:: MATERIAL FOR THIS EXERCISE ::
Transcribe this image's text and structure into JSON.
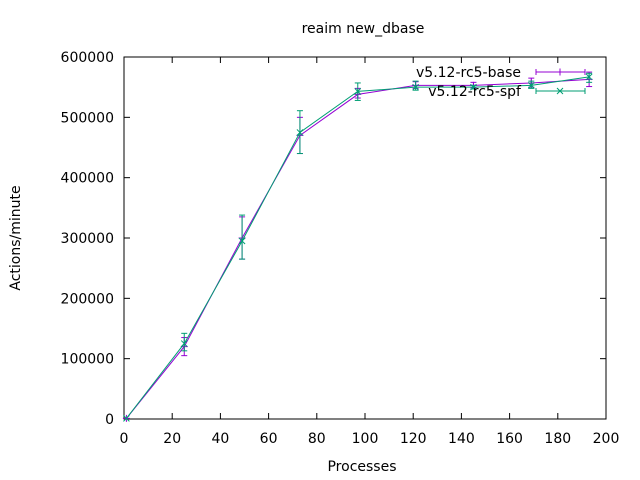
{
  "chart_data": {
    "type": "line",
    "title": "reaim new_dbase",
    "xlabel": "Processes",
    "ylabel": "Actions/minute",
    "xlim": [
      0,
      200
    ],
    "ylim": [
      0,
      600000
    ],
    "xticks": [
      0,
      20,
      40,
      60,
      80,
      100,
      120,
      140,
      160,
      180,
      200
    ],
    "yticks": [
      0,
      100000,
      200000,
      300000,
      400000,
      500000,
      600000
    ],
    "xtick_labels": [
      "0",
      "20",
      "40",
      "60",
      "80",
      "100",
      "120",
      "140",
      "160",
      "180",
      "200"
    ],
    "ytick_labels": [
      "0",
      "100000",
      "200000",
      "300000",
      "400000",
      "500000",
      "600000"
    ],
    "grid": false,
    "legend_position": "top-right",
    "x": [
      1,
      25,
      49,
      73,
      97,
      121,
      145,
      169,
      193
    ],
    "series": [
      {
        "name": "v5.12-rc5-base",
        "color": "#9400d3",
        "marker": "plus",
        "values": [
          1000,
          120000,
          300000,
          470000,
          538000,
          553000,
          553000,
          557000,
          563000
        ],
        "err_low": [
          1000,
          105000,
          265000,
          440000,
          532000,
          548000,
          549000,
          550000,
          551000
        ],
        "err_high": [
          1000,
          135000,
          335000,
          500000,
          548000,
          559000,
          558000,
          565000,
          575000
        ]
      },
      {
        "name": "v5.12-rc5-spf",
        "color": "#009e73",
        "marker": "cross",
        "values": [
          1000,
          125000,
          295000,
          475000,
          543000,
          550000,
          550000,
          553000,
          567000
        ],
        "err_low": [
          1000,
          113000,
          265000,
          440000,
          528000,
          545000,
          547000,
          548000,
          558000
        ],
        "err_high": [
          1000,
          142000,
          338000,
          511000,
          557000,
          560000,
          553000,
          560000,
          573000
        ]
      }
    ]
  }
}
:::
Reproduce the material above in full, exactly, with no images.

Transcribe this image's text and structure into JSON.
{
  "chart_data": {
    "type": "line",
    "title": "reaim new_dbase",
    "xlabel": "Processes",
    "ylabel": "Actions/minute",
    "xlim": [
      0,
      200
    ],
    "ylim": [
      0,
      600000
    ],
    "xticks": [
      0,
      20,
      40,
      60,
      80,
      100,
      120,
      140,
      160,
      180,
      200
    ],
    "yticks": [
      0,
      100000,
      200000,
      300000,
      400000,
      500000,
      600000
    ],
    "xtick_labels": [
      "0",
      "20",
      "40",
      "60",
      "80",
      "100",
      "120",
      "140",
      "160",
      "180",
      "200"
    ],
    "ytick_labels": [
      "0",
      "100000",
      "200000",
      "300000",
      "400000",
      "500000",
      "600000"
    ],
    "grid": false,
    "legend_position": "top-right",
    "x": [
      1,
      25,
      49,
      73,
      97,
      121,
      145,
      169,
      193
    ],
    "series": [
      {
        "name": "v5.12-rc5-base",
        "color": "#9400d3",
        "marker": "plus",
        "values": [
          1000,
          120000,
          300000,
          470000,
          538000,
          553000,
          553000,
          557000,
          563000
        ],
        "err_low": [
          1000,
          105000,
          265000,
          440000,
          532000,
          548000,
          549000,
          550000,
          551000
        ],
        "err_high": [
          1000,
          135000,
          335000,
          500000,
          548000,
          559000,
          558000,
          565000,
          575000
        ]
      },
      {
        "name": "v5.12-rc5-spf",
        "color": "#009e73",
        "marker": "cross",
        "values": [
          1000,
          125000,
          295000,
          475000,
          543000,
          550000,
          550000,
          553000,
          567000
        ],
        "err_low": [
          1000,
          113000,
          265000,
          440000,
          528000,
          545000,
          547000,
          548000,
          558000
        ],
        "err_high": [
          1000,
          142000,
          338000,
          511000,
          557000,
          560000,
          553000,
          560000,
          573000
        ]
      }
    ]
  }
}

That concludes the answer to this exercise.